Task details: Copy out, exactly as written, only the line containing "Extract all readable text from this page." and the lines after it through the end of the records.

Data entries:
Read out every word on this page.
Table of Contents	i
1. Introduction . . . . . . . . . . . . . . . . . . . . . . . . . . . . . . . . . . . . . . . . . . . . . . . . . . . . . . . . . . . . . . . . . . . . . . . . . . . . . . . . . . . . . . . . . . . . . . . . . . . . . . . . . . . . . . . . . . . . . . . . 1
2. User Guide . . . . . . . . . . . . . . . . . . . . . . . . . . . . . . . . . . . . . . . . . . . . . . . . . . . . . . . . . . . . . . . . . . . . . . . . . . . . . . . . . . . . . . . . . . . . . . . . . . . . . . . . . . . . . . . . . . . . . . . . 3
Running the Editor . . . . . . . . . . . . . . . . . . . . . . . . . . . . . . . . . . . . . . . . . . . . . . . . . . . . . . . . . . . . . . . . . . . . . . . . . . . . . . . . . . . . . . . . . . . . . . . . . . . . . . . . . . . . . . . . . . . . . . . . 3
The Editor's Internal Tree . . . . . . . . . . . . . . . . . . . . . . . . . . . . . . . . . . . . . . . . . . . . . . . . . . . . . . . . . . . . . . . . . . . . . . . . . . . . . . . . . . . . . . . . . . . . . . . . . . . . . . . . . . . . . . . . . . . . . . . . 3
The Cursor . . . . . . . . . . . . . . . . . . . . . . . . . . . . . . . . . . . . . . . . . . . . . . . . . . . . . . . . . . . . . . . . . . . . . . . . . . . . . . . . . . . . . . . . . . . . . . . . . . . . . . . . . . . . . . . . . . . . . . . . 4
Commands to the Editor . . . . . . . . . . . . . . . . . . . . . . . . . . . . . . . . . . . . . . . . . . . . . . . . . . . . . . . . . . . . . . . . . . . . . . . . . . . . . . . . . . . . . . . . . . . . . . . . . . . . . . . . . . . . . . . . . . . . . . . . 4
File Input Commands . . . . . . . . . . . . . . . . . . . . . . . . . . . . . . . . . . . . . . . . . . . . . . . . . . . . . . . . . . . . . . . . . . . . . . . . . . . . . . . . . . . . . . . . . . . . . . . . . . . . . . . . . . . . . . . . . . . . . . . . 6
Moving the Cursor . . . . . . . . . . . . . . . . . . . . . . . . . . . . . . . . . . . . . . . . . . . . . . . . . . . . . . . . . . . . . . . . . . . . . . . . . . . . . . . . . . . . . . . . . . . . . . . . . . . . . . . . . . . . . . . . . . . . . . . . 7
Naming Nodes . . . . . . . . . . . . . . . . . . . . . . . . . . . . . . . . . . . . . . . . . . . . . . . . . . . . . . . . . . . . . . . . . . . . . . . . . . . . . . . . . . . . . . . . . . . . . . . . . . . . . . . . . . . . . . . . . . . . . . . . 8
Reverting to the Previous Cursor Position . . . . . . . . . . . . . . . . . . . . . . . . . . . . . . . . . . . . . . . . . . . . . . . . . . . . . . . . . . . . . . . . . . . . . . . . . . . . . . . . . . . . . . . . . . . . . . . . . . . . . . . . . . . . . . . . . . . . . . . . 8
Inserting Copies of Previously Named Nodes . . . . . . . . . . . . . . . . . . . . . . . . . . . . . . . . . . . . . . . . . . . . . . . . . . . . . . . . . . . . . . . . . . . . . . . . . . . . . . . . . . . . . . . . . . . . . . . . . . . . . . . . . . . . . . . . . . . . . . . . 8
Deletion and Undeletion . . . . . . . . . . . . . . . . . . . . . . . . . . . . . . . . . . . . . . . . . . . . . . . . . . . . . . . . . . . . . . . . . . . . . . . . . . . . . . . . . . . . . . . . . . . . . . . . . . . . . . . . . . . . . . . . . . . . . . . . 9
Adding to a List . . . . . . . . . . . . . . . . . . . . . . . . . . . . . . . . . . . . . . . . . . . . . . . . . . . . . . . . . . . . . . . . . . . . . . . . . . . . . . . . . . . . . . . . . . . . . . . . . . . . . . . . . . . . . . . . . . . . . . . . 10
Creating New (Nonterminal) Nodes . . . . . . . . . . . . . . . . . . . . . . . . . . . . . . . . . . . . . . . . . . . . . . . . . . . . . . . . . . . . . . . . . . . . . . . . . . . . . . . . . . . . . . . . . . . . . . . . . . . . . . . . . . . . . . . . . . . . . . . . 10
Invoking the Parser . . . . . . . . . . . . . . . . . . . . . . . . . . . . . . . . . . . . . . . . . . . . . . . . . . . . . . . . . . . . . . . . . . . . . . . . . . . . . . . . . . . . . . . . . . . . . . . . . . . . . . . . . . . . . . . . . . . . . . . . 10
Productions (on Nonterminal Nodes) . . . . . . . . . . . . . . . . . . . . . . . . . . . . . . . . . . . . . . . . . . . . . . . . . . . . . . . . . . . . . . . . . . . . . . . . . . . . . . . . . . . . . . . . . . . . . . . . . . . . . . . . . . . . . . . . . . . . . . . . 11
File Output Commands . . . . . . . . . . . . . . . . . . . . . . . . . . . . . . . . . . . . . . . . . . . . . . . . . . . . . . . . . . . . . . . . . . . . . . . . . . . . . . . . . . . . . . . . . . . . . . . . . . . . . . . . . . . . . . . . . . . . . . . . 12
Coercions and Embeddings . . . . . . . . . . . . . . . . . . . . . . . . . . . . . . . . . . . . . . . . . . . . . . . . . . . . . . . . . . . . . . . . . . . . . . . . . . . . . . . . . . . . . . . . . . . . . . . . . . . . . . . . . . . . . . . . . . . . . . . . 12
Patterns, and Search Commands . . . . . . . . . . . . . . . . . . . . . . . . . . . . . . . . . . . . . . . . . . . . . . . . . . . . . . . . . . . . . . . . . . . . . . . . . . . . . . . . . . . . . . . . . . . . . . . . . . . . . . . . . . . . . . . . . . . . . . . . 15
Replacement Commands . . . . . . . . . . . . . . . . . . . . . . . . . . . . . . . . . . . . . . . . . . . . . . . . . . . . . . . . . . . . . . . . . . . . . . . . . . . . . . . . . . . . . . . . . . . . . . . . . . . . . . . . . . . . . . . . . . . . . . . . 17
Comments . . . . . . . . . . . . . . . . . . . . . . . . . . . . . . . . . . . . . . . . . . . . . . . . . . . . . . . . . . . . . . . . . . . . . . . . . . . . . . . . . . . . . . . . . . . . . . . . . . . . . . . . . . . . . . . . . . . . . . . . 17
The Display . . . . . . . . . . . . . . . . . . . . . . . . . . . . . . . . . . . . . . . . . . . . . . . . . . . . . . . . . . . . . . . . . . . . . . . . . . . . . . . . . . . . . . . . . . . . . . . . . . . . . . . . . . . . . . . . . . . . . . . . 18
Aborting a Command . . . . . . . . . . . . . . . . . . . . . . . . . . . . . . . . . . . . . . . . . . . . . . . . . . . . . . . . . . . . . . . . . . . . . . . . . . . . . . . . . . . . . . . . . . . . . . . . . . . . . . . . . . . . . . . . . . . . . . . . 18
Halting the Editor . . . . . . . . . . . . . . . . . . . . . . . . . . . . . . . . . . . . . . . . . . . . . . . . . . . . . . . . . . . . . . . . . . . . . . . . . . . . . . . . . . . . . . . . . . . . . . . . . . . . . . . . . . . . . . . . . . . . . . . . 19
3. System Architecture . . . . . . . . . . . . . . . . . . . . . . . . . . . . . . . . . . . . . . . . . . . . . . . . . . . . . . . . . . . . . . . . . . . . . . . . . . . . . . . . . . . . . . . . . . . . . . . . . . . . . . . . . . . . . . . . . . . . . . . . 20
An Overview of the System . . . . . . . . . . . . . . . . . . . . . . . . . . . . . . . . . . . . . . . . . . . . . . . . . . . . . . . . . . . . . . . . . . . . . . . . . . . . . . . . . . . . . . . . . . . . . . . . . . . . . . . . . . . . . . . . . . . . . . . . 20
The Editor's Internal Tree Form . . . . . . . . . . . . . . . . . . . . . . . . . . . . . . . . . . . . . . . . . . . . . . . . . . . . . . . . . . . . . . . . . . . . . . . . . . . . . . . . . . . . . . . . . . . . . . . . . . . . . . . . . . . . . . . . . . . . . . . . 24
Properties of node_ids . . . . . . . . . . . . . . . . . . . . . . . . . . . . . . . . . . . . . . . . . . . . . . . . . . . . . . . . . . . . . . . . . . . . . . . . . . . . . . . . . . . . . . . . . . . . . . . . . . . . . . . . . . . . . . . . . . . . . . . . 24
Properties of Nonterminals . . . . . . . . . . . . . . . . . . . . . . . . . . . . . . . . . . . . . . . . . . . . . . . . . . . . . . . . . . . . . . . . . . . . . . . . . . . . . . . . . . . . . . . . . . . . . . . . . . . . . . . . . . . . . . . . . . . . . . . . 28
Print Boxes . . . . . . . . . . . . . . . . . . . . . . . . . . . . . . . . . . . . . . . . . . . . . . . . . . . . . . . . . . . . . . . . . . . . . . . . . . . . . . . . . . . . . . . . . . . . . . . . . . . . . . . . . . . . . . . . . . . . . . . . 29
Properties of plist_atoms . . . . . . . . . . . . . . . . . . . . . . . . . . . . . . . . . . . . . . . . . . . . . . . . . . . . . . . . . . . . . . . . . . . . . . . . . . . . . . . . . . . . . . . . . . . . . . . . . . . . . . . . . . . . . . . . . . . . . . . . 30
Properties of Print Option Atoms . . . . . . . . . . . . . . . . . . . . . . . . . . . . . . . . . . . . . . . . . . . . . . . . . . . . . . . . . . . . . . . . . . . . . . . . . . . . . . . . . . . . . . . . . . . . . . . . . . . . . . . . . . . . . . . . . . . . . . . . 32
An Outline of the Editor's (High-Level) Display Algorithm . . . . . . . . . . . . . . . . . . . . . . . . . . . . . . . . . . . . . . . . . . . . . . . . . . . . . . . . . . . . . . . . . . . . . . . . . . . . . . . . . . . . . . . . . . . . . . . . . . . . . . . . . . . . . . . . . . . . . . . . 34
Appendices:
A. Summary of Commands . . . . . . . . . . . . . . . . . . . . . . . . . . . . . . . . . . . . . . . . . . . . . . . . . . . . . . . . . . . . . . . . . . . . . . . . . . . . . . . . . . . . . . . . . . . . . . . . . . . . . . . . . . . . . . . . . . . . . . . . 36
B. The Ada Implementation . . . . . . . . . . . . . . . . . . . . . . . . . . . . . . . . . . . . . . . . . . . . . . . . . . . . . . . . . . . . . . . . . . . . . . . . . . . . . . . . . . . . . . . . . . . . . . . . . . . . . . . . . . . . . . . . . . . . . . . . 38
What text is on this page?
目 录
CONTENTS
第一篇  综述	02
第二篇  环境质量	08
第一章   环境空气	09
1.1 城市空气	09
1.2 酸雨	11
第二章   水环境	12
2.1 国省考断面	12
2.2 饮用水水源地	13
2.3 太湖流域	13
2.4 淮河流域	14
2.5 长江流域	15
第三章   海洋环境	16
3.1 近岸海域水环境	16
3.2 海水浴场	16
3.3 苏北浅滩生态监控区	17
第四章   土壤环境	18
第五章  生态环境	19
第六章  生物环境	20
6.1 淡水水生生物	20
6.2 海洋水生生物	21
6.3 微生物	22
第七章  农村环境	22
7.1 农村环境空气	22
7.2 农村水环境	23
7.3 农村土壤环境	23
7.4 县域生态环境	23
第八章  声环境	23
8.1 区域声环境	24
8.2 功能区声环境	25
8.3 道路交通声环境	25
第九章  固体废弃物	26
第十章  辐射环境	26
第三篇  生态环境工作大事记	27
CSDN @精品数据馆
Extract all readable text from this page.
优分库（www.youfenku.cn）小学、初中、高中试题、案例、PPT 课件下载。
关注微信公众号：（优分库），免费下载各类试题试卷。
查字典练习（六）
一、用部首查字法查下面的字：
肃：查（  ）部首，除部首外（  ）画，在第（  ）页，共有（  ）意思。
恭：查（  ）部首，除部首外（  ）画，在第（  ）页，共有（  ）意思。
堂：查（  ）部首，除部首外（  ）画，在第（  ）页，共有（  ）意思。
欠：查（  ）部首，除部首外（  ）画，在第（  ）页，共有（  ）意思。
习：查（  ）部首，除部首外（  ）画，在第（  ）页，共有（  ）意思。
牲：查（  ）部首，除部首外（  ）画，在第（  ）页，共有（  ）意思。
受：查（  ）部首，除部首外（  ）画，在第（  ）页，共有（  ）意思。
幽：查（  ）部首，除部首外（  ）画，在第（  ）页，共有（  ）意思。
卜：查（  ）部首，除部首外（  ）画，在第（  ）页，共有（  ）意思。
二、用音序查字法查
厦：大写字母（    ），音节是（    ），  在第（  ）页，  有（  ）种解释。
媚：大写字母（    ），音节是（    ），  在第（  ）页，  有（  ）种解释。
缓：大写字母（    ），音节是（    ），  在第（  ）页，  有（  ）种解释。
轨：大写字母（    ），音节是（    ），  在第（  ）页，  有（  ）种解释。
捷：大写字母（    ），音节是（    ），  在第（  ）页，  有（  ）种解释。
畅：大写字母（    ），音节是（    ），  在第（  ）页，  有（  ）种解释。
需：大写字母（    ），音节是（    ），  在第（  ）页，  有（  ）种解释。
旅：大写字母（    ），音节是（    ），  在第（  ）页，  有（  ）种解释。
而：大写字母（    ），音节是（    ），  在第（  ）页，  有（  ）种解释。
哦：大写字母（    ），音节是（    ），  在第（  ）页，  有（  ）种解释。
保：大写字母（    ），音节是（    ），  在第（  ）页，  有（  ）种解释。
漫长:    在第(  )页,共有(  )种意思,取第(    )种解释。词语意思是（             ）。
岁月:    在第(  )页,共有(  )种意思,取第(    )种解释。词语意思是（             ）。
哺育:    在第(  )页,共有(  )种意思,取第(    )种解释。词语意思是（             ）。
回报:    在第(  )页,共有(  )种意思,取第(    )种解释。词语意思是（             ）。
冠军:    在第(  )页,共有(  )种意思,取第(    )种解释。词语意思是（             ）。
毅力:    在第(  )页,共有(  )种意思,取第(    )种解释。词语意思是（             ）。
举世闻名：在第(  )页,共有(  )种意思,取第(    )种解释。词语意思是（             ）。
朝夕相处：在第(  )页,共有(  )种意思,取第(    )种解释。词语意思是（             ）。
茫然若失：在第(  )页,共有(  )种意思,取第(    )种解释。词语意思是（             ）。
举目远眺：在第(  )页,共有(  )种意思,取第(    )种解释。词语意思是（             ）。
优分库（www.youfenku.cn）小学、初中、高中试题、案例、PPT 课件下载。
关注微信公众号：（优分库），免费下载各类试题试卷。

Complete response:
Extract all readable text from this page.
优分库（www.youfenku.cn）小学、初中、高中试题、案例、PPT 课件下载。
关注微信公众号：（优分库），免费下载各类试题试卷。
查字典练习（六）
一、用部首查字法查下面的字：
肃：查（  ）部首，除部首外（  ）画，在第（  ）页，共有（  ）意思。
恭：查（  ）部首，除部首外（  ）画，在第（  ）页，共有（  ）意思。
堂：查（  ）部首，除部首外（  ）画，在第（  ）页，共有（  ）意思。
欠：查（  ）部首，除部首外（  ）画，在第（  ）页，共有（  ）意思。
习：查（  ）部首，除部首外（  ）画，在第（  ）页，共有（  ）意思。
牲：查（  ）部首，除部首外（  ）画，在第（  ）页，共有（  ）意思。
受：查（  ）部首，除部首外（  ）画，在第（  ）页，共有（  ）意思。
幽：查（  ）部首，除部首外（  ）画，在第（  ）页，共有（  ）意思。
卜：查（  ）部首，除部首外（  ）画，在第（  ）页，共有（  ）意思。
二、用音序查字法查
厦：大写字母（    ），音节是（    ），  在第（  ）页，  有（  ）种解释。
媚：大写字母（    ），音节是（    ），  在第（  ）页，  有（  ）种解释。
缓：大写字母（    ），音节是（    ），  在第（  ）页，  有（  ）种解释。
轨：大写字母（    ），音节是（    ），  在第（  ）页，  有（  ）种解释。
捷：大写字母（    ），音节是（    ），  在第（  ）页，  有（  ）种解释。
畅：大写字母（    ），音节是（    ），  在第（  ）页，  有（  ）种解释。
需：大写字母（    ），音节是（    ），  在第（  ）页，  有（  ）种解释。
旅：大写字母（    ），音节是（    ），  在第（  ）页，  有（  ）种解释。
而：大写字母（    ），音节是（    ），  在第（  ）页，  有（  ）种解释。
哦：大写字母（    ），音节是（    ），  在第（  ）页，  有（  ）种解释。
保：大写字母（    ），音节是（    ），  在第（  ）页，  有（  ）种解释。
漫长:    在第(  )页,共有(  )种意思,取第(    )种解释。词语意思是（             ）。
岁月:    在第(  )页,共有(  )种意思,取第(    )种解释。词语意思是（             ）。
哺育:    在第(  )页,共有(  )种意思,取第(    )种解释。词语意思是（             ）。
回报:    在第(  )页,共有(  )种意思,取第(    )种解释。词语意思是（             ）。
冠军:    在第(  )页,共有(  )种意思,取第(    )种解释。词语意思是（             ）。
毅力:    在第(  )页,共有(  )种意思,取第(    )种解释。词语意思是（             ）。
举世闻名：在第(  )页,共有(  )种意思,取第(    )种解释。词语意思是（             ）。
朝夕相处：在第(  )页,共有(  )种意思,取第(    )种解释。词语意思是（             ）。
茫然若失：在第(  )页,共有(  )种意思,取第(    )种解释。词语意思是（             ）。
举目远眺：在第(  )页,共有(  )种意思,取第(    )种解释。词语意思是（             ）。
优分库（www.youfenku.cn）小学、初中、高中试题、案例、PPT 课件下载。
关注微信公众号：（优分库），免费下载各类试题试卷。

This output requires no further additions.